Written task — Report every line in the listing that contains the string "morgen".

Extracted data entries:
--------------------------------------------------
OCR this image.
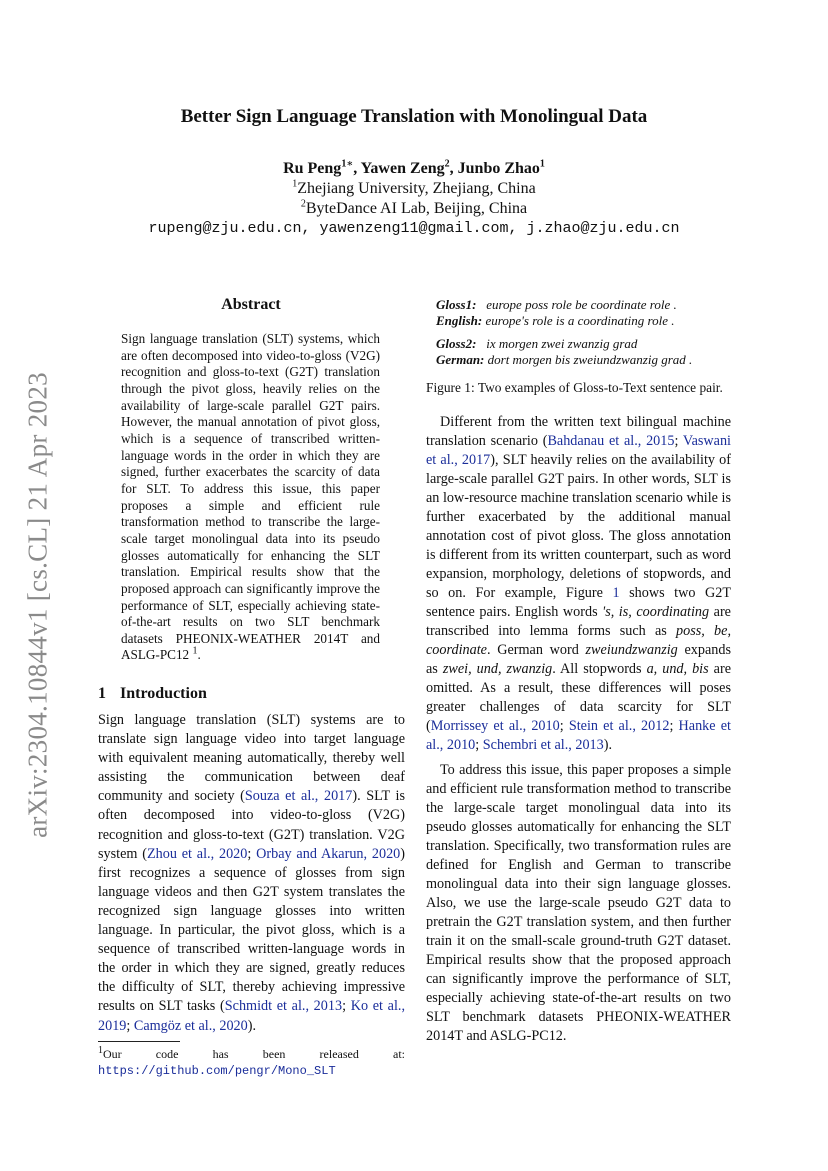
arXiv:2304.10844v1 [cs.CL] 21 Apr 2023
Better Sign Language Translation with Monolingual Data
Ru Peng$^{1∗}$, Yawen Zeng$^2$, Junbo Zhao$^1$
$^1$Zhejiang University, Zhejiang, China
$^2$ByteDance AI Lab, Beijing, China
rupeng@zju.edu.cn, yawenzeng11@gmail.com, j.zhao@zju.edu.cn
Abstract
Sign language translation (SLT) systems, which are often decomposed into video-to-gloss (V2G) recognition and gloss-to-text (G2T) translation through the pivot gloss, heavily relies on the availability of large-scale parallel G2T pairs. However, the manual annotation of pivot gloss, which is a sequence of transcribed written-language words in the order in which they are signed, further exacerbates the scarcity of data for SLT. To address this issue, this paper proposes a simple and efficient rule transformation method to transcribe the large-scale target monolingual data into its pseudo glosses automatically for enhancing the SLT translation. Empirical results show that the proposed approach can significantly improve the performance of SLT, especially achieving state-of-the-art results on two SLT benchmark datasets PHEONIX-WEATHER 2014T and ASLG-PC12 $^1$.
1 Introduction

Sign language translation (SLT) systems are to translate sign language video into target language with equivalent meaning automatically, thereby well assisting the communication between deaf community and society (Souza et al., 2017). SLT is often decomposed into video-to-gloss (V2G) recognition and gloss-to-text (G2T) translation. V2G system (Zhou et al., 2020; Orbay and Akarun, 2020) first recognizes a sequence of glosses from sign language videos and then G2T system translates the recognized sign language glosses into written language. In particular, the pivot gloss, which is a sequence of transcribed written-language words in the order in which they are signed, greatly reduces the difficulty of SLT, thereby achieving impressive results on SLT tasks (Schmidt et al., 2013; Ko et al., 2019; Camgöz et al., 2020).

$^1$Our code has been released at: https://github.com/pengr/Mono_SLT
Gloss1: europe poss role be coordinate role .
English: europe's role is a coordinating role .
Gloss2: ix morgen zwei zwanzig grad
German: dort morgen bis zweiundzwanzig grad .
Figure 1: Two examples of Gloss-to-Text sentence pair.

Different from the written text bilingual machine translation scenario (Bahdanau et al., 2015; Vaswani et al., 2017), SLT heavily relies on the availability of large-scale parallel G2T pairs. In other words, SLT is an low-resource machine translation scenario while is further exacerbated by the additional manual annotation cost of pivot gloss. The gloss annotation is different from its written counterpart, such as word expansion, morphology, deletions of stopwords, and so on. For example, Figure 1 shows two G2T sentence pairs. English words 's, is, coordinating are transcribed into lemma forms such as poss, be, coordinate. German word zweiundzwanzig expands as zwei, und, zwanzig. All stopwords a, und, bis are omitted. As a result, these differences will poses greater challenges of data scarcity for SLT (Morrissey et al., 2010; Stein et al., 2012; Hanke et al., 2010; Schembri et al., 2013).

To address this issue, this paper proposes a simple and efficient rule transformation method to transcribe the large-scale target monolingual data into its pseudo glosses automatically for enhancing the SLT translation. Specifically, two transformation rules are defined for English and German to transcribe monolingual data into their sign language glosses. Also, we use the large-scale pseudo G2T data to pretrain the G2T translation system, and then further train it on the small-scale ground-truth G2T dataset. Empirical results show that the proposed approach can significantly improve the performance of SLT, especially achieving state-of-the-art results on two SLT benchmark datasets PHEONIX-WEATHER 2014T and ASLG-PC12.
--------------------------------------------------
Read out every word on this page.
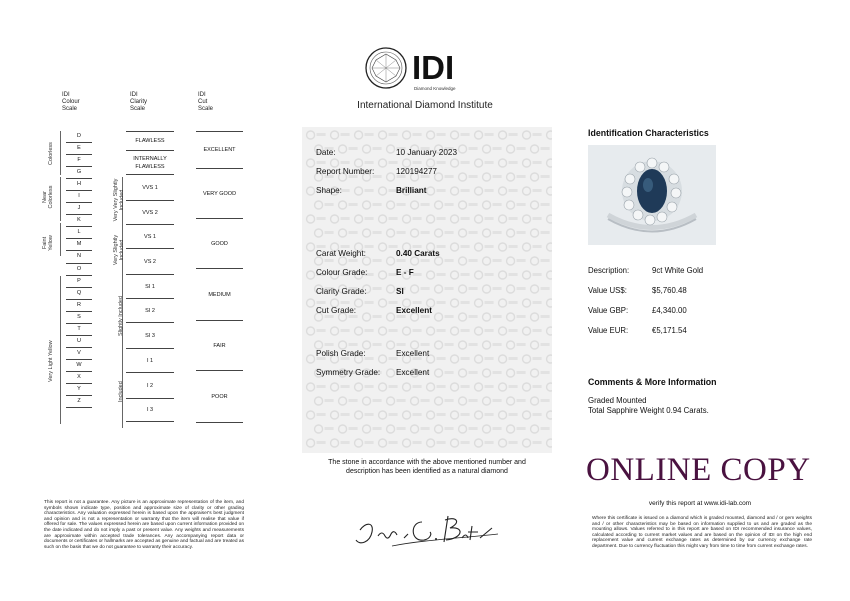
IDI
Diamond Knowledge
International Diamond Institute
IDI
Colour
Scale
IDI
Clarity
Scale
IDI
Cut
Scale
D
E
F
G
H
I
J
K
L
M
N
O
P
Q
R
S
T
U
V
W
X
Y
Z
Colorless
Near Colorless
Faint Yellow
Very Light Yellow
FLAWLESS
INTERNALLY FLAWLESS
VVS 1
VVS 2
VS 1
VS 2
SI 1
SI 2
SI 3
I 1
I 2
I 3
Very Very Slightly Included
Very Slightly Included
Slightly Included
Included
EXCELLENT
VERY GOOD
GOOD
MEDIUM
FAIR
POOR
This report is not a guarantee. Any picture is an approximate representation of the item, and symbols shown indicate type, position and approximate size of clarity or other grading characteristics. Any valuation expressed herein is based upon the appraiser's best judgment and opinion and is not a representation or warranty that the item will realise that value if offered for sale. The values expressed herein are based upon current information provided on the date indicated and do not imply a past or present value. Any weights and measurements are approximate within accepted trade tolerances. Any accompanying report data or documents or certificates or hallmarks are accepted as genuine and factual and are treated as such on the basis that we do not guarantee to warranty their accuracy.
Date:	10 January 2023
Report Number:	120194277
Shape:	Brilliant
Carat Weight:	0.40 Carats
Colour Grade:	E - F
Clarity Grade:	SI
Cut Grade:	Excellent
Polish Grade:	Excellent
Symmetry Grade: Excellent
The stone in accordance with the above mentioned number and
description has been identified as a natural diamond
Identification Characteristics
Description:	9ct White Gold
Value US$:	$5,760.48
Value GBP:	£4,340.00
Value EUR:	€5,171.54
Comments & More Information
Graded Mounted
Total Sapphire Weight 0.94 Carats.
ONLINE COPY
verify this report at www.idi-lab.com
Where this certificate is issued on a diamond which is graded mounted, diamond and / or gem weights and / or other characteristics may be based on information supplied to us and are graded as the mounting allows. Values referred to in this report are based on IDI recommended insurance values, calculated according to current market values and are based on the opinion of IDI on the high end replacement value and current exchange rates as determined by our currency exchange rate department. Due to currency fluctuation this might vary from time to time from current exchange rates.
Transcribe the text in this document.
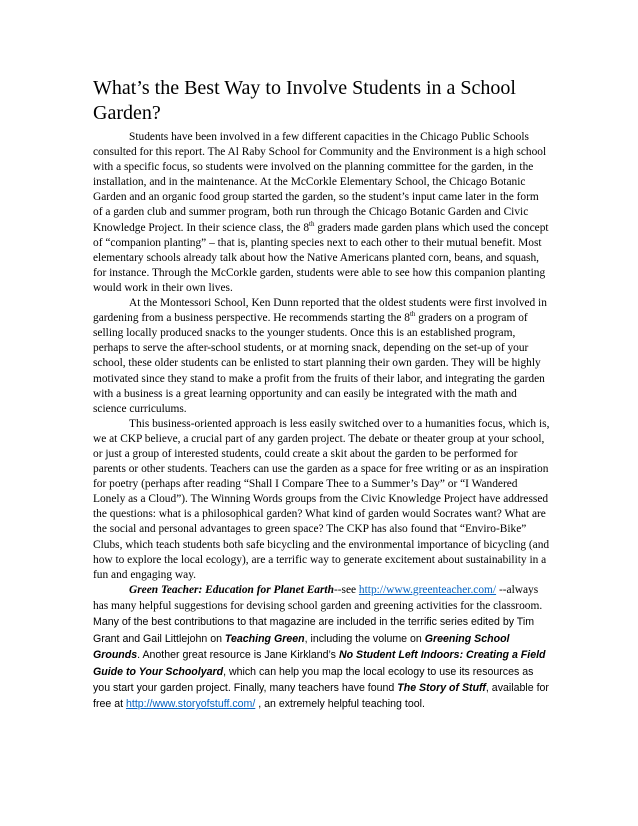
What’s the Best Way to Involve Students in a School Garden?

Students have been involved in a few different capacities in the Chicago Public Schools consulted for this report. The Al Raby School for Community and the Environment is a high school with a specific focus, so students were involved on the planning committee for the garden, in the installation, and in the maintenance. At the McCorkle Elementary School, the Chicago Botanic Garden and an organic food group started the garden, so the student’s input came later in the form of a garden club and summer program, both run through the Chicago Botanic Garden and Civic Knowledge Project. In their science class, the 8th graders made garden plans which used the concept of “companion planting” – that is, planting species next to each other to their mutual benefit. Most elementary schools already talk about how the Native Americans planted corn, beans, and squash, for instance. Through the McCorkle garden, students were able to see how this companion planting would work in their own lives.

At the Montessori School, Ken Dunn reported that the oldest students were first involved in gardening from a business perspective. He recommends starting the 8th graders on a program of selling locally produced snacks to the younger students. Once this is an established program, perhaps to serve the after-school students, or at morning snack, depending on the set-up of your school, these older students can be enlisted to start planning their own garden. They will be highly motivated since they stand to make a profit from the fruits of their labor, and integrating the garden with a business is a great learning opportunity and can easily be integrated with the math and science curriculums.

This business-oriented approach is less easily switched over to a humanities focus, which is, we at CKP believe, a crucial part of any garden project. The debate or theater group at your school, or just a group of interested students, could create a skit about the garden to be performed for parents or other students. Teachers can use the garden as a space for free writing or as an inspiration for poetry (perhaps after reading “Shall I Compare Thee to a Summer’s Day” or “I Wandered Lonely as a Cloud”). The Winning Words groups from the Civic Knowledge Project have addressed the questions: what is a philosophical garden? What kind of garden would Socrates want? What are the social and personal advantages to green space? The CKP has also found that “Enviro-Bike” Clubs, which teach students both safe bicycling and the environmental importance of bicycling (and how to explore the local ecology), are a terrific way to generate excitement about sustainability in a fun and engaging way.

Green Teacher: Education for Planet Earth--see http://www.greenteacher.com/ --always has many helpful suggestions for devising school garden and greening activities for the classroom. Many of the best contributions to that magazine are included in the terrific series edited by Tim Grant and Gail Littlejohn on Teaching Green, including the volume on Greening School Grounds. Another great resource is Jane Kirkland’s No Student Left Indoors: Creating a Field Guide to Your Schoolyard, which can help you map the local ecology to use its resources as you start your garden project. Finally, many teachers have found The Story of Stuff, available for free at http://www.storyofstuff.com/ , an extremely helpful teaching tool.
--------------------------------------------------
Solution for this problem —
Gloss2: ix morgen zwei zwanzig grad
German: dort morgen bis zweiundzwanzig grad .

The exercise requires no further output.